## Task brief:
Without the pictures, repeat the listing character for character.

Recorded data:
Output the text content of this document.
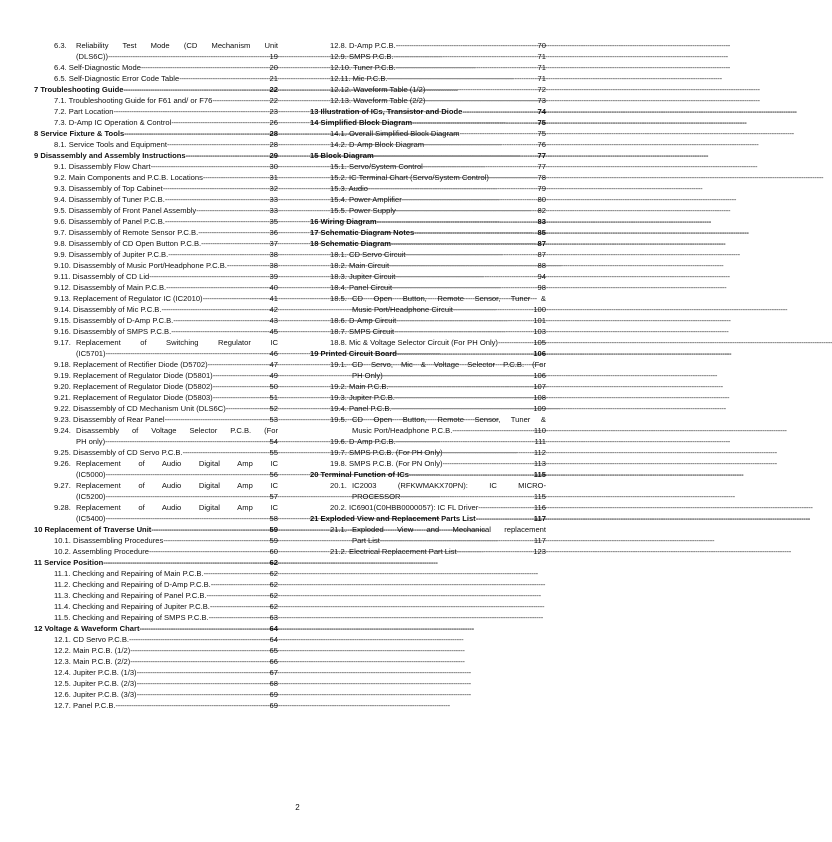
6.3.	Reliability Test Mode (CD Mechanism Unit
(DLS6C)) -----	19
6.4. Self-Diagnostic Mode -----	20
6.5. Self-Diagnostic Error Code Table -----	21
7 Troubleshooting Guide -----	22
7.1. Troubleshooting Guide for F61 and/ or F76 -----	22
7.2. Part Location -----	23
7.3. D-Amp IC Operation & Control -----	26
8 Service Fixture & Tools -----	28
8.1. Service Tools and Equipment -----	28
9 Disassembly and Assembly Instructions -----	29
9.1. Disassembly Flow Chart -----	30
9.2. Main Components and P.C.B. Locations -----	31
9.3. Disassembly of Top Cabinet -----	32
9.4. Disassembly of Tuner P.C.B. -----	33
9.5. Disassembly of Front Panel Assembly -----	33
9.6. Disassembly of Panel P.C.B. -----	35
9.7. Disassembly of Remote Sensor P.C.B. -----	36
9.8. Disassembly of CD Open Button P.C.B. -----	37
9.9. Disassembly of Jupiter P.C.B. -----	38
9.10. Disassembly of Music Port/Headphone P.C.B. -----	38
9.11. Disassembly of CD Lid -----	39
9.12. Disassembly of Main P.C.B. -----	40
9.13. Replacement of Regulator IC (IC2010) -----	41
9.14. Disassembly of Mic P.C.B. -----	42
9.15. Disassembly of D-Amp P.C.B. -----	43
9.16. Disassembly of SMPS P.C.B. -----	45
9.17. Replacement of Switching Regulator IC
(IC5701) -----	46
9.18. Replacement of Rectifier Diode (D5702) -----	47
9.19. Replacement of Regulator Diode (D5801) -----	49
9.20. Replacement of Regulator Diode (D5802) -----	50
9.21. Replacement of Regulator Diode (D5803) -----	51
9.22. Disassembly of CD Mechanism Unit (DLS6C) -----	52
9.23. Disassembly of Rear Panel -----	53
9.24. Disassembly of Voltage Selector P.C.B. (For
PH only) -----	54
9.25. Disassembly of CD Servo P.C.B. -----	55
9.26. Replacement of Audio Digital Amp IC
(IC5000) -----	56
9.27. Replacement of Audio Digital Amp IC
(IC5200) -----	57
9.28. Replacement of Audio Digital Amp IC
(IC5400) -----	58
10 Replacement of Traverse Unit -----	59
10.1. Disassembling Procedures -----	59
10.2. Assembling Procedure -----	60
11 Service Position -----	62
11.1. Checking and Repairing of Main P.C.B. -----	62
11.2. Checking and Repairing of D-Amp P.C.B. -----	62
11.3. Checking and Repairing of Panel P.C.B. -----	62
11.4. Checking and Repairing of Jupiter P.C.B. -----	62
11.5. Checking and Repairing of SMPS P.C.B. -----	63
12 Voltage & Waveform Chart -----	64
12.1. CD Servo P.C.B. -----	64
12.2. Main P.C.B. (1/2) -----	65
12.3. Main P.C.B. (2/2) -----	66
12.4. Jupiter P.C.B. (1/3) -----	67
12.5. Jupiter P.C.B. (2/3) -----	68
12.6. Jupiter P.C.B. (3/3) -----	69
12.7. Panel P.C.B. -----	69
12.8. D-Amp P.C.B. -----	70
12.9. SMPS P.C.B. -----	71
12.10. Tuner P.C.B. -----	71
12.11. Mic P.C.B. -----	71
12.12. Waveform Table (1/2) -----	72
12.13. Waveform Table (2/2) -----	73
13 Illustration of ICs, Transistor and Diode -----	74
14 Simplified Block Diagram -----	75
14.1. Overall Simplified Block Diagram -----	75
14.2. D-Amp Block Diagram -----	76
15 Block Diagram -----	77
15.1. Servo/System Control -----	77
15.2. IC Terminal Chart (Servo/System Control) -----	78
15.3. Audio -----	79
15.4. Power Amplifier -----	80
15.5. Power Supply -----	82
16 Wiring Diagram -----	83
17 Schematic Diagram Notes -----	85
18 Schematic Diagram -----	87
18.1. CD Servo Circuit -----	87
18.2. Main Circuit -----	88
18.3. Jupiter Circuit -----	94
18.4. Panel Circuit -----	98
18.5. CD Open Button, Remote Sensor, Tuner &
Music Port/Headphone Circuit -----	100
18.6. D-Amp Circuit -----	101
18.7. SMPS Circuit -----	103
18.8. Mic & Voltage Selector Circuit (For PH Only) -----	105
19 Printed Circuit Board -----	106
19.1. CD Servo, Mic & Voltage Selector P.C.B. (For
PH Only) -----	106
19.2. Main P.C.B. -----	107
19.3. Jupiter P.C.B. -----	108
19.4. Panel P.C.B. -----	109
19.5. CD Open Button, Remote Sensor, Tuner &
Music Port/Headphone P.C.B. -----	110
19.6. D-Amp P.C.B. -----	111
19.7. SMPS P.C.B. (For PH Only) -----	112
19.8. SMPS P.C.B. (For PN Only) -----	113
20 Terminal Function of ICs -----	115
20.1. IC2003 (RFKWMAKX70PN): IC MICRO-
PROCESSOR -----	115
20.2. IC6901(C0HBB0000057): IC FL Driver -----	116
21 Exploded View and Replacement Parts List -----	117
21.1. Exploded View and Mechanical replacement
Part List -----	117
21.2. Electrical Replacement Part List -----	123
2
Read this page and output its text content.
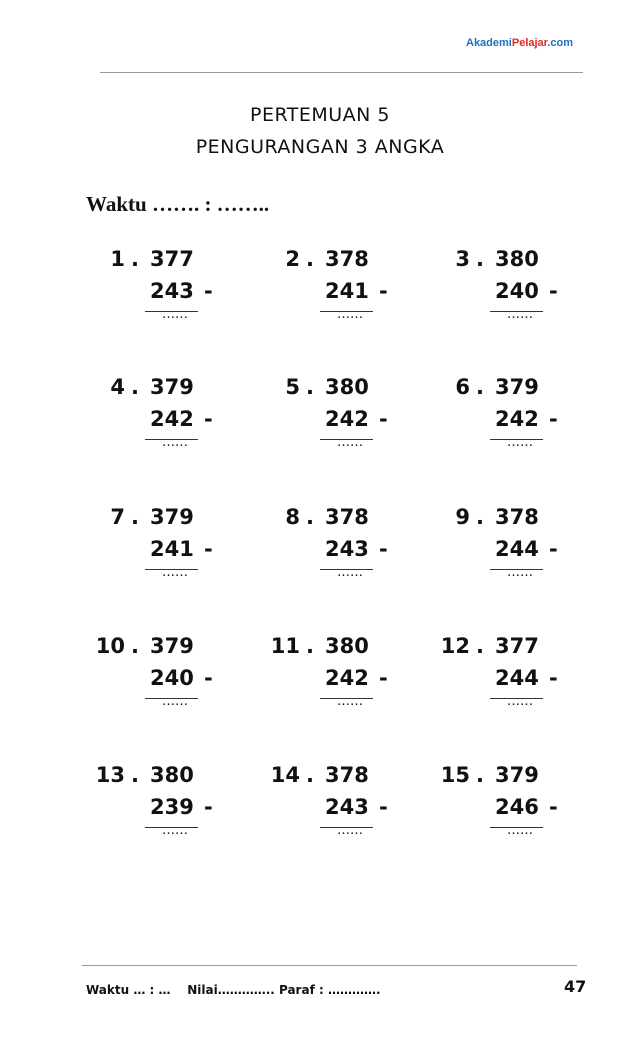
AkademiPelajar.com
PERTEMUAN 5
PENGURANGAN 3 ANGKA
Waktu ……. : ……..
1 . 377
243 -
……
2 . 378
241 -
……
3 . 380
240 -
……
4 . 379
242 -
……
5 . 380
242 -
……
6 . 379
242 -
……
7 . 379
241 -
……
8 . 378
243 -
……
9 . 378
244 -
……
10 . 379
240 -
……
11 . 380
242 -
……
12 . 377
244 -
……
13 . 380
239 -
……
14 . 378
243 -
……
15 . 379
246 -
……
Waktu … : …    Nilai………….. Paraf : ………….	47
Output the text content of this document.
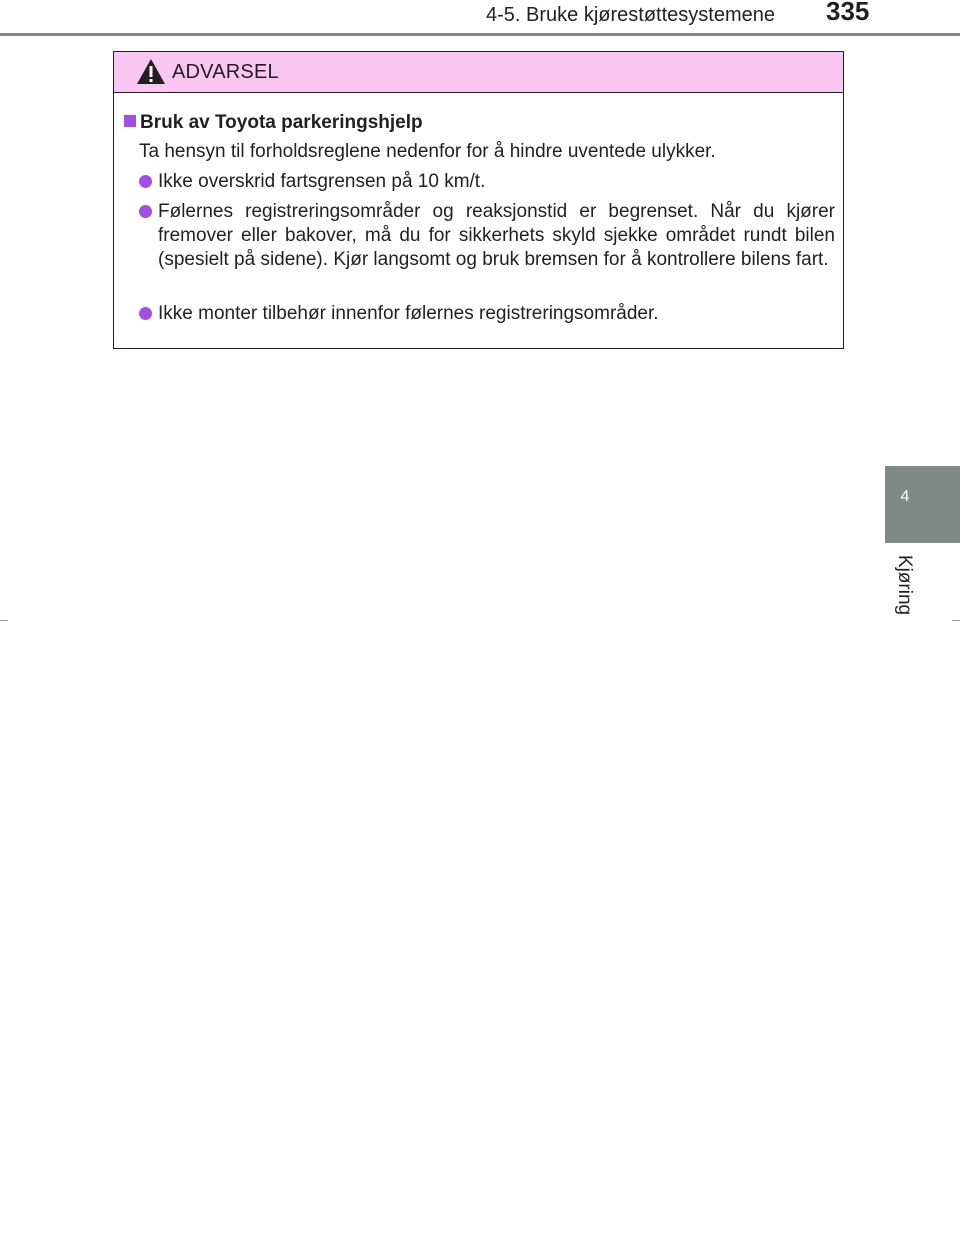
4-5. Bruke kjørestøttesystemene 335
4
Kjøring
ADVARSEL
Bruk av Toyota parkeringshjelp
Ta hensyn til forholdsreglene nedenfor for å hindre uventede ulykker.
Ikke overskrid fartsgrensen på 10 km/t.
Følernes registreringsområder og reaksjonstid er begrenset. Når du kjører fremover eller bakover, må du for sikkerhets skyld sjekke området rundt bilen (spesielt på sidene). Kjør langsomt og bruk bremsen for å kontrollere bilens fart.
Ikke monter tilbehør innenfor følernes registreringsområder.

## Task output:
Output the text content of this document.
6.3.	Reliability Test Mode (CD Mechanism Unit
(DLS6C)) -----	19
6.4. Self-Diagnostic Mode -----	20
6.5. Self-Diagnostic Error Code Table -----	21
7 Troubleshooting Guide -----	22
7.1. Troubleshooting Guide for F61 and/ or F76 -----	22
7.2. Part Location -----	23
7.3. D-Amp IC Operation & Control -----	26
8 Service Fixture & Tools -----	28
8.1. Service Tools and Equipment -----	28
9 Disassembly and Assembly Instructions -----	29
9.1. Disassembly Flow Chart -----	30
9.2. Main Components and P.C.B. Locations -----	31
9.3. Disassembly of Top Cabinet -----	32
9.4. Disassembly of Tuner P.C.B. -----	33
9.5. Disassembly of Front Panel Assembly -----	33
9.6. Disassembly of Panel P.C.B. -----	35
9.7. Disassembly of Remote Sensor P.C.B. -----	36
9.8. Disassembly of CD Open Button P.C.B. -----	37
9.9. Disassembly of Jupiter P.C.B. -----	38
9.10. Disassembly of Music Port/Headphone P.C.B. -----	38
9.11. Disassembly of CD Lid -----	39
9.12. Disassembly of Main P.C.B. -----	40
9.13. Replacement of Regulator IC (IC2010) -----	41
9.14. Disassembly of Mic P.C.B. -----	42
9.15. Disassembly of D-Amp P.C.B. -----	43
9.16. Disassembly of SMPS P.C.B. -----	45
9.17. Replacement of Switching Regulator IC
(IC5701) -----	46
9.18. Replacement of Rectifier Diode (D5702) -----	47
9.19. Replacement of Regulator Diode (D5801) -----	49
9.20. Replacement of Regulator Diode (D5802) -----	50
9.21. Replacement of Regulator Diode (D5803) -----	51
9.22. Disassembly of CD Mechanism Unit (DLS6C) -----	52
9.23. Disassembly of Rear Panel -----	53
9.24. Disassembly of Voltage Selector P.C.B. (For
PH only) -----	54
9.25. Disassembly of CD Servo P.C.B. -----	55
9.26. Replacement of Audio Digital Amp IC
(IC5000) -----	56
9.27. Replacement of Audio Digital Amp IC
(IC5200) -----	57
9.28. Replacement of Audio Digital Amp IC
(IC5400) -----	58
10 Replacement of Traverse Unit -----	59
10.1. Disassembling Procedures -----	59
10.2. Assembling Procedure -----	60
11 Service Position -----	62
11.1. Checking and Repairing of Main P.C.B. -----	62
11.2. Checking and Repairing of D-Amp P.C.B. -----	62
11.3. Checking and Repairing of Panel P.C.B. -----	62
11.4. Checking and Repairing of Jupiter P.C.B. -----	62
11.5. Checking and Repairing of SMPS P.C.B. -----	63
12 Voltage & Waveform Chart -----	64
12.1. CD Servo P.C.B. -----	64
12.2. Main P.C.B. (1/2) -----	65
12.3. Main P.C.B. (2/2) -----	66
12.4. Jupiter P.C.B. (1/3) -----	67
12.5. Jupiter P.C.B. (2/3) -----	68
12.6. Jupiter P.C.B. (3/3) -----	69
12.7. Panel P.C.B. -----	69
12.8. D-Amp P.C.B. -----	70
12.9. SMPS P.C.B. -----	71
12.10. Tuner P.C.B. -----	71
12.11. Mic P.C.B. -----	71
12.12. Waveform Table (1/2) -----	72
12.13. Waveform Table (2/2) -----	73
13 Illustration of ICs, Transistor and Diode -----	74
14 Simplified Block Diagram -----	75
14.1. Overall Simplified Block Diagram -----	75
14.2. D-Amp Block Diagram -----	76
15 Block Diagram -----	77
15.1. Servo/System Control -----	77
15.2. IC Terminal Chart (Servo/System Control) -----	78
15.3. Audio -----	79
15.4. Power Amplifier -----	80
15.5. Power Supply -----	82
16 Wiring Diagram -----	83
17 Schematic Diagram Notes -----	85
18 Schematic Diagram -----	87
18.1. CD Servo Circuit -----	87
18.2. Main Circuit -----	88
18.3. Jupiter Circuit -----	94
18.4. Panel Circuit -----	98
18.5. CD Open Button, Remote Sensor, Tuner &
Music Port/Headphone Circuit -----	100
18.6. D-Amp Circuit -----	101
18.7. SMPS Circuit -----	103
18.8. Mic & Voltage Selector Circuit (For PH Only) -----	105
19 Printed Circuit Board -----	106
19.1. CD Servo, Mic & Voltage Selector P.C.B. (For
PH Only) -----	106
19.2. Main P.C.B. -----	107
19.3. Jupiter P.C.B. -----	108
19.4. Panel P.C.B. -----	109
19.5. CD Open Button, Remote Sensor, Tuner &
Music Port/Headphone P.C.B. -----	110
19.6. D-Amp P.C.B. -----	111
19.7. SMPS P.C.B. (For PH Only) -----	112
19.8. SMPS P.C.B. (For PN Only) -----	113
20 Terminal Function of ICs -----	115
20.1. IC2003 (RFKWMAKX70PN): IC MICRO-
PROCESSOR -----	115
20.2. IC6901(C0HBB0000057): IC FL Driver -----	116
21 Exploded View and Replacement Parts List -----	117
21.1. Exploded View and Mechanical replacement
Part List -----	117
21.2. Electrical Replacement Part List -----	123
2
Read this page and output its text content.
AkademiPelajar.com
PERTEMUAN 5
PENGURANGAN 3 ANGKA
Waktu ……. : ……..
1 . 377
243 -
……
2 . 378
241 -
……
3 . 380
240 -
……
4 . 379
242 -
……
5 . 380
242 -
……
6 . 379
242 -
……
7 . 379
241 -
……
8 . 378
243 -
……
9 . 378
244 -
……
10 . 379
240 -
……
11 . 380
242 -
……
12 . 377
244 -
……
13 . 380
239 -
……
14 . 378
243 -
……
15 . 379
246 -
……
Waktu … : …    Nilai………….. Paraf : ………….	47
Output the text content of this document.
4-5. Bruke kjørestøttesystemene 335
4
Kjøring
ADVARSEL
Bruk av Toyota parkeringshjelp
Ta hensyn til forholdsreglene nedenfor for å hindre uventede ulykker.
Ikke overskrid fartsgrensen på 10 km/t.
Følernes registreringsområder og reaksjonstid er begrenset. Når du kjører fremover eller bakover, må du for sikkerhets skyld sjekke området rundt bilen (spesielt på sidene). Kjør langsomt og bruk bremsen for å kontrollere bilens fart.
Ikke monter tilbehør innenfor følernes registreringsområder.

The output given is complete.